# start of Raw records

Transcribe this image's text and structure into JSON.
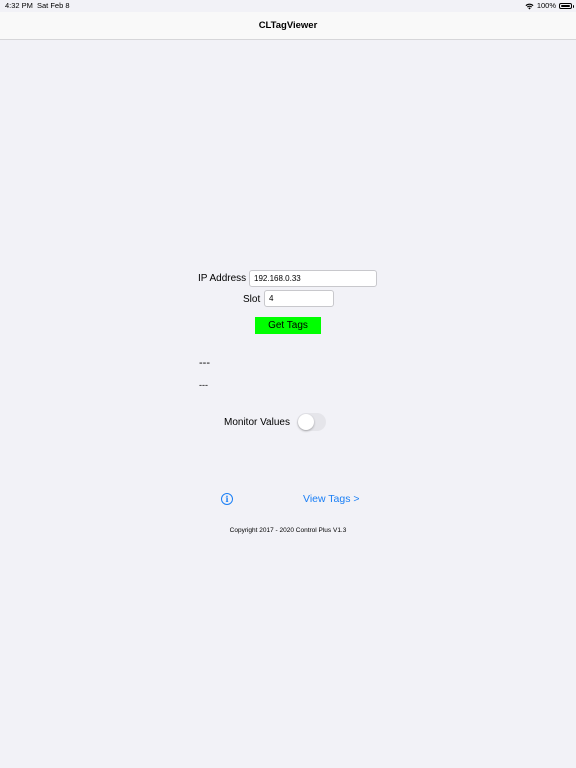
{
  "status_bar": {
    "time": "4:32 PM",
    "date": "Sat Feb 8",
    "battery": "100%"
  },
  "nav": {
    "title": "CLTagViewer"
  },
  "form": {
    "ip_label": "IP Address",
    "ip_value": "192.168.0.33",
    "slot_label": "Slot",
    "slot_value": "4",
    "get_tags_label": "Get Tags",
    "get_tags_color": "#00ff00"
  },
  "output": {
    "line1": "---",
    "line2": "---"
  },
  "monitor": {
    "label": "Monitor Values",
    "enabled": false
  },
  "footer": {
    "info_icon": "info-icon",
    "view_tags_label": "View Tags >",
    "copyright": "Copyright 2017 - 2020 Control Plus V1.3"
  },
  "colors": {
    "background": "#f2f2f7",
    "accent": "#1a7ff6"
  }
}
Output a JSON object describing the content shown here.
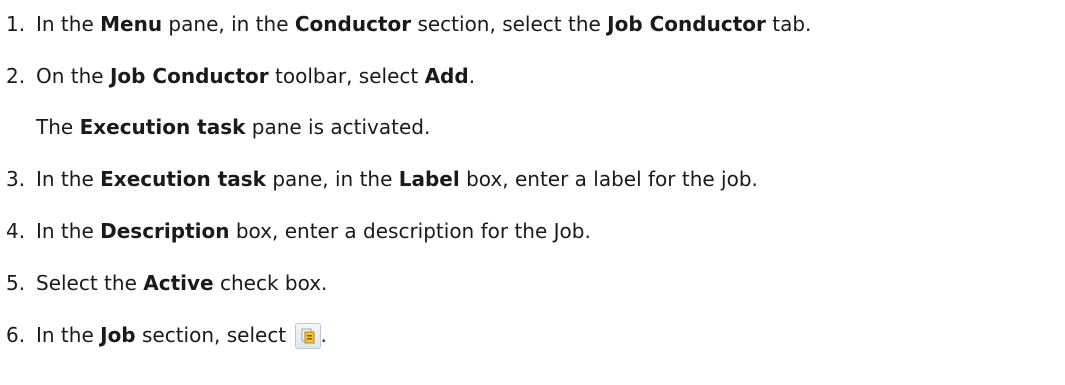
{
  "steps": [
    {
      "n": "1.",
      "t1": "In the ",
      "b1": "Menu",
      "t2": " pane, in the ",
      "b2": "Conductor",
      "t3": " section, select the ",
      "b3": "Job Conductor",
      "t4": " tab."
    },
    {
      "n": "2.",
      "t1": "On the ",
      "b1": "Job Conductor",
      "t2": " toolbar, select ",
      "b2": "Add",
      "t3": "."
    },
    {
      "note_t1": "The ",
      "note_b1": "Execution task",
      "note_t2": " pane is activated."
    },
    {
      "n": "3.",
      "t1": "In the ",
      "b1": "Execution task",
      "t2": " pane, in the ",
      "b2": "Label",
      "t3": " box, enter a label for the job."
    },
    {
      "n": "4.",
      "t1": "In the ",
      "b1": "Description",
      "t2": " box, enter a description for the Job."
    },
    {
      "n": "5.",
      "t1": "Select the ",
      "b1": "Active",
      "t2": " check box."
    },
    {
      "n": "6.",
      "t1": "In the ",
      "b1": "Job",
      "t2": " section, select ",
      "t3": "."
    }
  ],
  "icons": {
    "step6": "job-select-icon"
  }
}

# end of Raw records

**Task objective:**
Pick each line holding the word "JSON" out of the listing.

**Task solution:**
Transcribe this image's text and structure into JSON.
Output a JSON object describing the content shown here.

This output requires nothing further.